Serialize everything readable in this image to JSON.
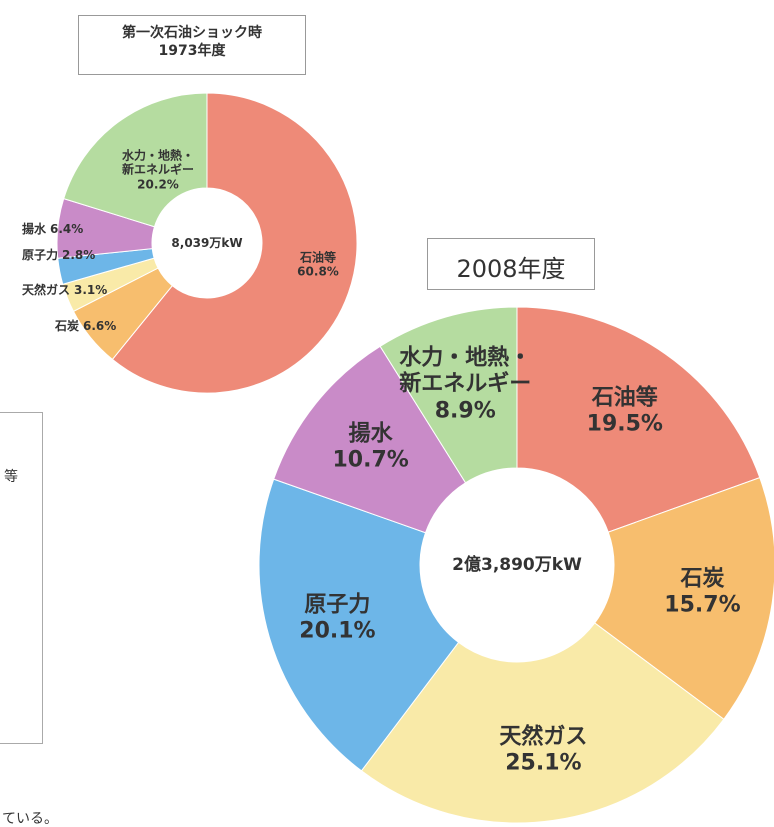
{
  "chart_data": [
    {
      "type": "pie",
      "title": "第一次石油ショック時",
      "subtitle": "1973年度",
      "center_label": "8,039万kW",
      "categories": [
        "石油等",
        "石炭",
        "天然ガス",
        "原子力",
        "揚水",
        "水力・地熱・\n新エネルギー"
      ],
      "values": [
        60.8,
        6.6,
        3.1,
        2.8,
        6.4,
        20.2
      ],
      "value_labels": [
        "60.8%",
        "6.6%",
        "3.1%",
        "2.8%",
        "6.4%",
        "20.2%"
      ],
      "colors": [
        "#ee8a78",
        "#f7be6e",
        "#f9eaa8",
        "#6db6e8",
        "#c98bc8",
        "#b5dca0"
      ]
    },
    {
      "type": "pie",
      "title": "2008年度",
      "center_label": "2億3,890万kW",
      "categories": [
        "石油等",
        "石炭",
        "天然ガス",
        "原子力",
        "揚水",
        "水力・地熱・\n新エネルギー"
      ],
      "values": [
        19.5,
        15.7,
        25.1,
        20.1,
        10.7,
        8.9
      ],
      "value_labels": [
        "19.5%",
        "15.7%",
        "25.1%",
        "20.1%",
        "10.7%",
        "8.9%"
      ],
      "colors": [
        "#ee8a78",
        "#f7be6e",
        "#f9eaa8",
        "#6db6e8",
        "#c98bc8",
        "#b5dca0"
      ]
    }
  ],
  "page_text": [
    "等",
    "ている。"
  ]
}
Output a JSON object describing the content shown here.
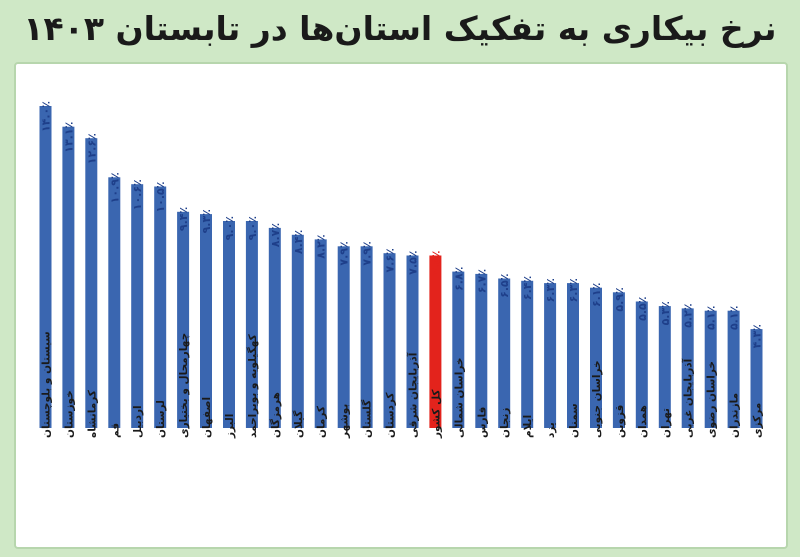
{
  "title": "نرخ بیکاری به تفکیک استان‌ها در تابستان ۱۴۰۳",
  "colors": {
    "bar": "#3a66b0",
    "highlight": "#e3231c",
    "label": "#1e3f8a",
    "background": "#cfe8c6",
    "panel": "#ffffff"
  },
  "chart_data": {
    "type": "bar",
    "title": "نرخ بیکاری به تفکیک استان‌ها در تابستان ۱۴۰۳",
    "xlabel": "",
    "ylabel": "",
    "ylim": [
      0,
      15
    ],
    "grid": false,
    "legend": "none",
    "highlight_category": "کل کشور",
    "categories": [
      "سیستان و بلوچستان",
      "خوزستان",
      "کرمانشاه",
      "قم",
      "اردبیل",
      "لرستان",
      "چهارمحال و بختیاری",
      "اصفهان",
      "البرز",
      "کهگیلویه و بویراحمد",
      "هرمزگان",
      "گیلان",
      "کرمان",
      "بوشهر",
      "گلستان",
      "کردستان",
      "آذربایجان شرقی",
      "کل کشور",
      "خراسان شمالی",
      "فارس",
      "زنجان",
      "ایلام",
      "یزد",
      "سمنان",
      "خراسان جنوبی",
      "قزوین",
      "همدان",
      "تهران",
      "آذربایجان غربی",
      "خراسان رضوی",
      "مازندران",
      "مرکزی"
    ],
    "values": [
      14.0,
      13.1,
      12.6,
      10.9,
      10.6,
      10.5,
      9.4,
      9.3,
      9.0,
      9.0,
      8.7,
      8.4,
      8.2,
      7.9,
      7.9,
      7.6,
      7.5,
      7.5,
      6.8,
      6.7,
      6.5,
      6.4,
      6.3,
      6.3,
      6.1,
      5.9,
      5.5,
      5.3,
      5.2,
      5.1,
      5.1,
      4.3
    ],
    "value_labels": [
      "۱۴.۰٪",
      "۱۳.۱٪",
      "۱۲.۶٪",
      "۱۰.۹٪",
      "۱۰.۶٪",
      "۱۰.۵٪",
      "۹.۴٪",
      "۹.۳٪",
      "۹.۰٪",
      "۹.۰٪",
      "۸.۷٪",
      "۸.۴٪",
      "۸.۲٪",
      "۷.۹٪",
      "۷.۹٪",
      "۷.۶٪",
      "۷.۵٪",
      "۷.۵٪",
      "۶.۸٪",
      "۶.۷٪",
      "۶.۵٪",
      "۶.۴٪",
      "۶.۳٪",
      "۶.۳٪",
      "۶.۱٪",
      "۵.۹٪",
      "۵.۵٪",
      "۵.۳٪",
      "۵.۲٪",
      "۵.۱٪",
      "۵.۱٪",
      "۴.۳٪"
    ]
  }
}
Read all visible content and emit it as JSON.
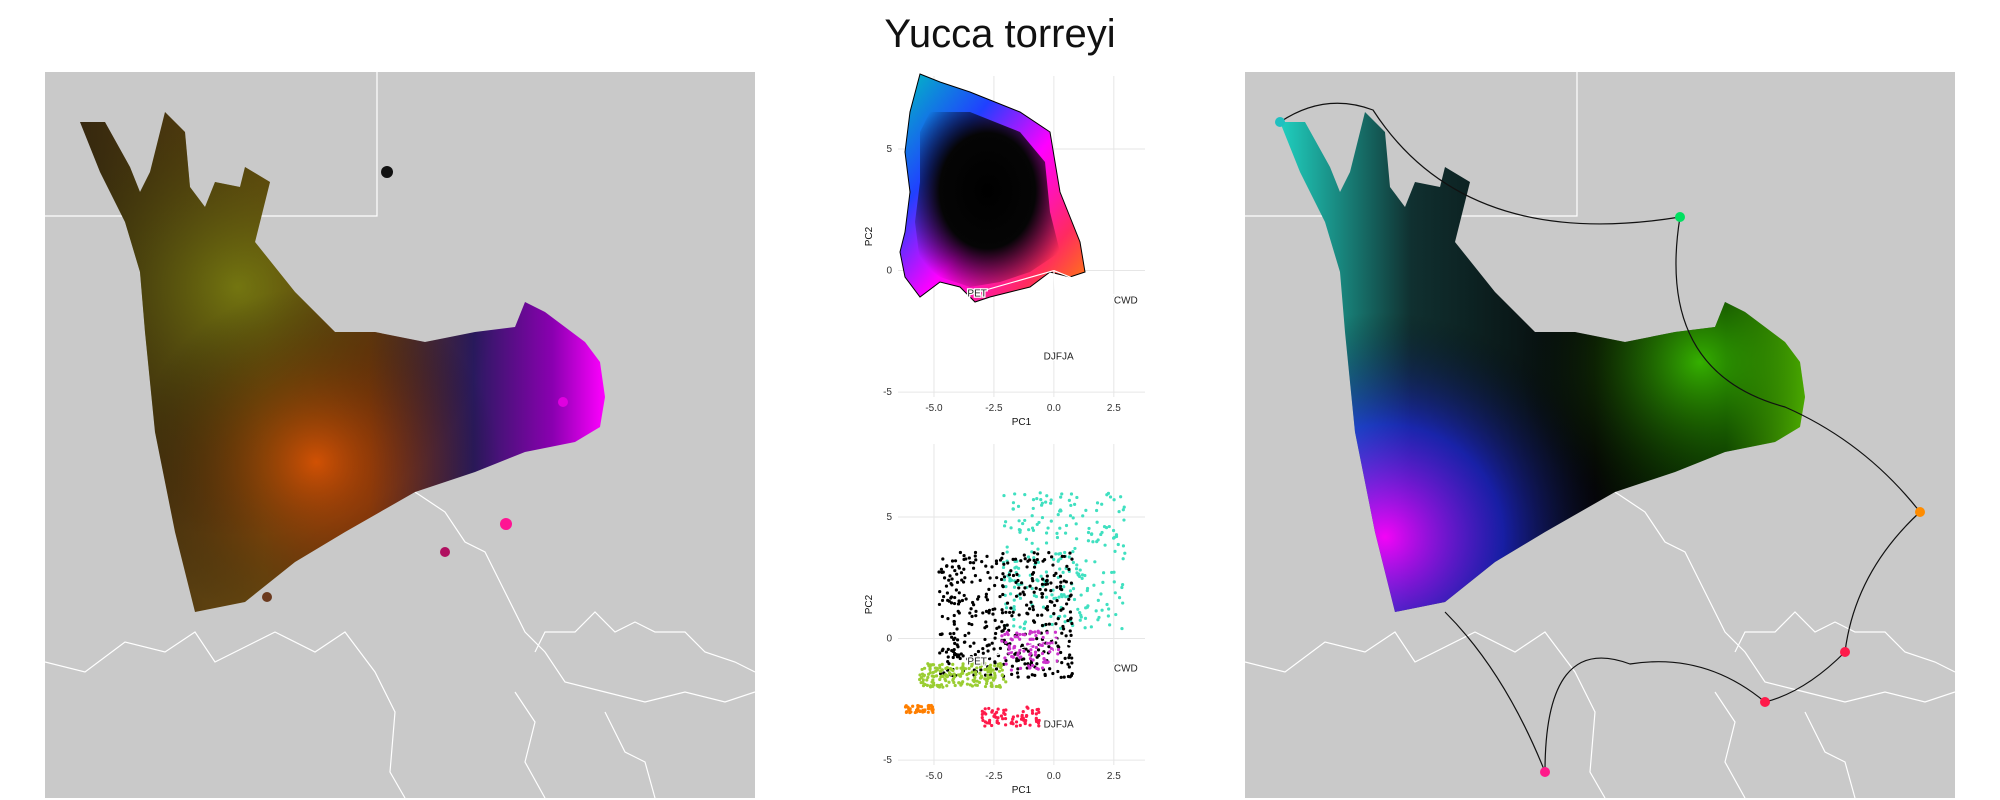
{
  "title": "Yucca torreyi",
  "colors": {
    "map_background": "#c9c9c9",
    "border_lines": "#ffffff"
  },
  "chart_data": [
    {
      "type": "map",
      "panel": "left",
      "points": [
        {
          "color": "#111111"
        },
        {
          "color": "#e000e0"
        },
        {
          "color": "#ff1493"
        },
        {
          "color": "#b01060"
        },
        {
          "color": "#6b3a1e"
        }
      ]
    },
    {
      "type": "scatter",
      "panel": "top-middle",
      "xlabel": "PC1",
      "ylabel": "PC2",
      "xticks": [
        "-5.0",
        "-2.5",
        "0.0",
        "2.5"
      ],
      "yticks": [
        "5",
        "0",
        "-5"
      ],
      "xlim": [
        -6.5,
        3.8
      ],
      "ylim": [
        -5.2,
        8
      ],
      "vectors": [
        {
          "label": "PET",
          "x": -3.2,
          "y": -0.9
        },
        {
          "label": "CWD",
          "x": 3.0,
          "y": -1.2
        },
        {
          "label": "DJFJA",
          "x": 0.2,
          "y": -3.5
        }
      ]
    },
    {
      "type": "scatter",
      "panel": "bottom-middle",
      "xlabel": "PC1",
      "ylabel": "PC2",
      "xticks": [
        "-5.0",
        "-2.5",
        "0.0",
        "2.5"
      ],
      "yticks": [
        "5",
        "0",
        "-5"
      ],
      "xlim": [
        -6.5,
        3.8
      ],
      "ylim": [
        -5.2,
        8
      ],
      "vectors": [
        {
          "label": "PET",
          "x": -3.2,
          "y": -0.9
        },
        {
          "label": "CWD",
          "x": 3.0,
          "y": -1.2
        },
        {
          "label": "DJFJA",
          "x": 0.2,
          "y": -3.5
        }
      ],
      "clusters": [
        {
          "color": "#40e0c0",
          "cx": 0.5,
          "cy": 3.2
        },
        {
          "color": "#000000",
          "cx": -2.0,
          "cy": 1.0
        },
        {
          "color": "#9acd32",
          "cx": -3.8,
          "cy": -1.5
        },
        {
          "color": "#ff1a4a",
          "cx": -1.8,
          "cy": -3.2
        },
        {
          "color": "#ff7f00",
          "cx": -5.6,
          "cy": -2.9
        },
        {
          "color": "#cc33cc",
          "cx": -1.0,
          "cy": -0.5
        }
      ]
    },
    {
      "type": "map",
      "panel": "right",
      "points": [
        {
          "color": "#00e060"
        },
        {
          "color": "#ff8c00"
        },
        {
          "color": "#ff1a4a"
        },
        {
          "color": "#ff1a4a"
        },
        {
          "color": "#ff1a8a"
        },
        {
          "color": "#20c0c0"
        }
      ]
    }
  ]
}
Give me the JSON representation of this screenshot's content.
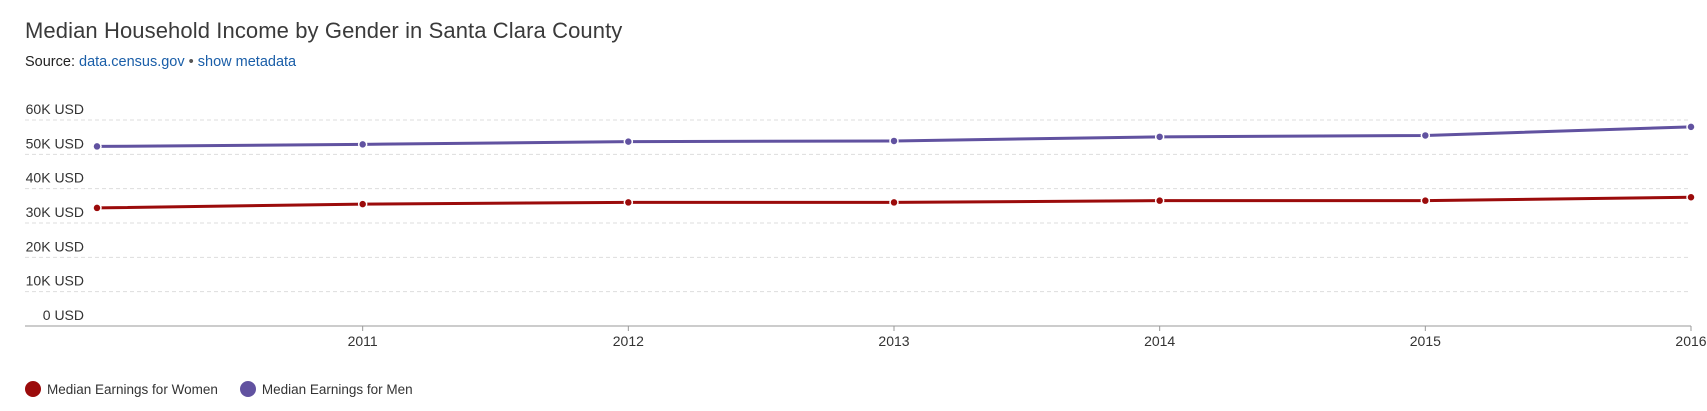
{
  "header": {
    "title": "Median Household Income by Gender in Santa Clara County",
    "source_prefix": "Source:",
    "source_link": "data.census.gov",
    "separator": "•",
    "metadata_link": "show metadata"
  },
  "colors": {
    "women": "#9b0b0b",
    "men": "#6152a0",
    "grid": "#dddddd",
    "axis": "#999999"
  },
  "chart_data": {
    "type": "line",
    "title": "Median Household Income by Gender in Santa Clara County",
    "xlabel": "",
    "ylabel": "",
    "x": [
      2010,
      2011,
      2012,
      2013,
      2014,
      2015,
      2016
    ],
    "x_tick_labels": [
      "2011",
      "2012",
      "2013",
      "2014",
      "2015",
      "2016"
    ],
    "y_tick_labels": [
      "60K USD",
      "50K USD",
      "40K USD",
      "30K USD",
      "20K USD",
      "10K USD",
      "0 USD"
    ],
    "y_ticks": [
      60000,
      50000,
      40000,
      30000,
      20000,
      10000,
      0
    ],
    "xlim": [
      2010,
      2016
    ],
    "ylim": [
      0,
      60000
    ],
    "grid": true,
    "legend_position": "bottom-left",
    "series": [
      {
        "name": "Median Earnings for Women",
        "color": "#9b0b0b",
        "values": [
          34400,
          35500,
          36000,
          36000,
          36500,
          36500,
          37500
        ]
      },
      {
        "name": "Median Earnings for Men",
        "color": "#6152a0",
        "values": [
          52300,
          52900,
          53700,
          53900,
          55100,
          55500,
          58000
        ]
      }
    ]
  }
}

_Your instructions:_
Each line above that includes "تفکیک" should be shown.

_Output for this exercise:_
  "title": "نرخ بیکاری به تفکیک استان‌ها در تابستان ۱۴۰۳",
    "title": "نرخ بیکاری به تفکیک استان‌ها در تابستان ۱۴۰۳",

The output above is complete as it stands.